Problem details: Take every line from the listing below that includes "居安思危" and copy it.

Material shown:
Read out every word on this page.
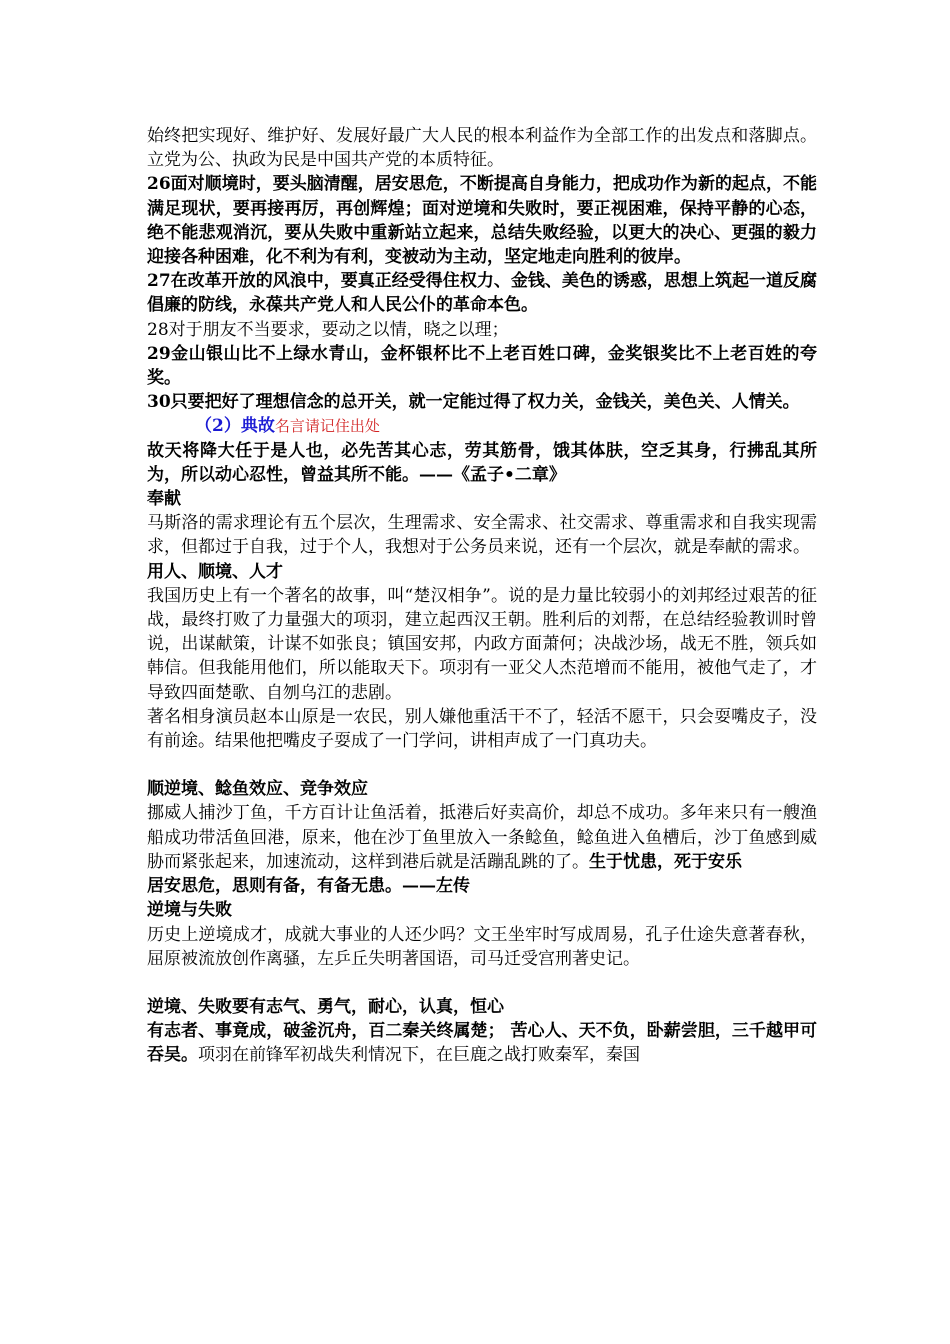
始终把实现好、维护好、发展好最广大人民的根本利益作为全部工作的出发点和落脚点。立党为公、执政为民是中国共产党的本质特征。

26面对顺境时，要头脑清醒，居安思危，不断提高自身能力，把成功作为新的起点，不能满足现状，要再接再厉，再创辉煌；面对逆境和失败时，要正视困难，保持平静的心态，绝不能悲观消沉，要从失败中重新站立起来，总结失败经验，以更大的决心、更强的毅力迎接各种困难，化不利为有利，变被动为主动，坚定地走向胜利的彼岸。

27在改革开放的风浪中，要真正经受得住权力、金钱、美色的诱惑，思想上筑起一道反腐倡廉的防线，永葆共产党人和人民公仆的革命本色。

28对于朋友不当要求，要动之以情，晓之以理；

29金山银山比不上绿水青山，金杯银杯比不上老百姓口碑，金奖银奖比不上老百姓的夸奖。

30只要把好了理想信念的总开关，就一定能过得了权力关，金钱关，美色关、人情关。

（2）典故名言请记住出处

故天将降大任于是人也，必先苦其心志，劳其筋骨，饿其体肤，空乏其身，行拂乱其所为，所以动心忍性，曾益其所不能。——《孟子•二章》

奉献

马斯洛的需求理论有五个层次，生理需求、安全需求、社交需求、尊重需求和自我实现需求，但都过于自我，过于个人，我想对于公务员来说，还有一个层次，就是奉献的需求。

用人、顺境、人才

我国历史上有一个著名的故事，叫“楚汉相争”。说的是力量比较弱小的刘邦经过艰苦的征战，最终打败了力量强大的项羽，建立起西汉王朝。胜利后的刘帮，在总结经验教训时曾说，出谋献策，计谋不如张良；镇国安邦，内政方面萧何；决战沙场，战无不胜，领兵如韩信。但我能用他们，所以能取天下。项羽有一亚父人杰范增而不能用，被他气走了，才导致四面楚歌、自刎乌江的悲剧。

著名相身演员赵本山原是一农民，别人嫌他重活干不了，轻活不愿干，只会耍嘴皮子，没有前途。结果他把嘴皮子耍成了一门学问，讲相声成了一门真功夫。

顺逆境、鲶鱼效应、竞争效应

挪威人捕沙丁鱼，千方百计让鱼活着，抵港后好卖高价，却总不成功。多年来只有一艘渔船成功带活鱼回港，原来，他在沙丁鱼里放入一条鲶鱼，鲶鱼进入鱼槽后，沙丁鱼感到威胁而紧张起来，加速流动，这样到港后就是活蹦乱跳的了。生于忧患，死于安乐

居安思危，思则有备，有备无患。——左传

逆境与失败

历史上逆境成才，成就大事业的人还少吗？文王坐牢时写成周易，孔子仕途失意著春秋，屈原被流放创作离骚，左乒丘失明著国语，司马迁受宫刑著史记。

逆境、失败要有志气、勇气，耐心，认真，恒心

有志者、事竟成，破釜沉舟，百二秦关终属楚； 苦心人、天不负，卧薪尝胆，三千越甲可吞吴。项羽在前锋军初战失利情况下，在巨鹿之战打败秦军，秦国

Finished exercise:
26面对顺境时，要头脑清醒，居安思危，不断提高自身能力，把成功作为新的起点，不能满足现状，要再接再厉，再创辉煌；面对逆境和失败时，要正视困难，保持平静的心态，绝不能悲观消沉，要从失败中重新站立起来，总结失败经验，以更大的决心、更强的毅力迎接各种困难，化不利为有利，变被动为主动，坚定地走向胜利的彼岸。
居安思危，思则有备，有备无患。——左传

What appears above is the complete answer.